■ DIRECTION
From the entries below, say how many lines carry the word "Krnově", and give nothing but the number.

>>>

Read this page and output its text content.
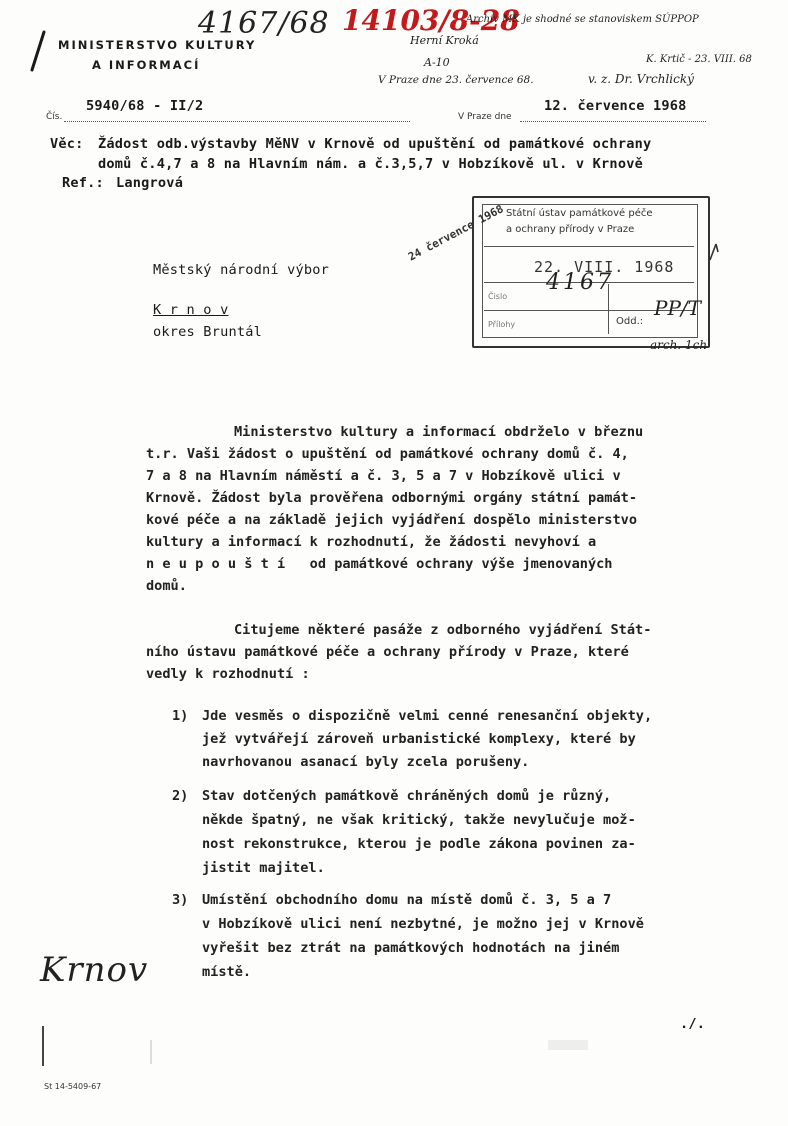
4167/68 14103/8-28
Archiv MK je shodné se stanoviskem SÚPPOP
Herní Kroká
A-10	K. Krtič - 23. VIII. 68
V Praze dne 23. července 68.	v. z. Dr. Vrchlický
MINISTERSTVO KULTURY
A INFORMACÍ
Čís.
5940/68 - II/2
V Praze dne
12. července 1968
Věc: Žádost odb.výstavby MěNV v Krnově od upuštění od památkové ochrany
domů č.4,7 a 8 na Hlavním nám. a č.3,5,7 v Hobzíkově ul. v Krnově
Ref.: Langrová
Státní ústav památkové péče
a ochrany přírody v Praze
22. VIII. 1968
4167
Čislo
Přílohy	Odd.:
PP/T
arch. 1ch
24 července 1968
Městský národní výbor
K r n o v
okres Bruntál
Ministerstvo kultury a informací obdrželo v březnu
t.r. Vaši žádost o upuštění od památkové ochrany domů č. 4,
7 a 8 na Hlavním náměstí a č. 3, 5 a 7 v Hobzíkově ulici v
Krnově. Žádost byla prověřena odbornými orgány státní památ-
kové péče a na základě jejich vyjádření dospělo ministerstvo
kultury a informací k rozhodnutí, že žádosti nevyhoví a
n e u p o u š t í   od památkové ochrany výše jmenovaných
domů.
Citujeme některé pasáže z odborného vyjádření Stát-
ního ústavu památkové péče a ochrany přírody v Praze, které
vedly k rozhodnutí :
1) Jde vesměs o dispozičně velmi cenné renesanční objekty,
jež vytvářejí zároveň urbanistické komplexy, které by
navrhovanou asanací byly zcela porušeny.
2) Stav dotčených památkově chráněných domů je různý,
někde špatný, ne však kritický, takže nevylučuje mož-
nost rekonstrukce, kterou je podle zákona povinen za-
jistit majitel.
3) Umístění obchodního domu na místě domů č. 3, 5 a 7
v Hobzíkově ulici není nezbytné, je možno jej v Krnově
vyřešit bez ztrát na památkových hodnotách na jiném
místě.
Krnov
./.
St 14-5409-67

<<<

■ WORKED SOLUTION
4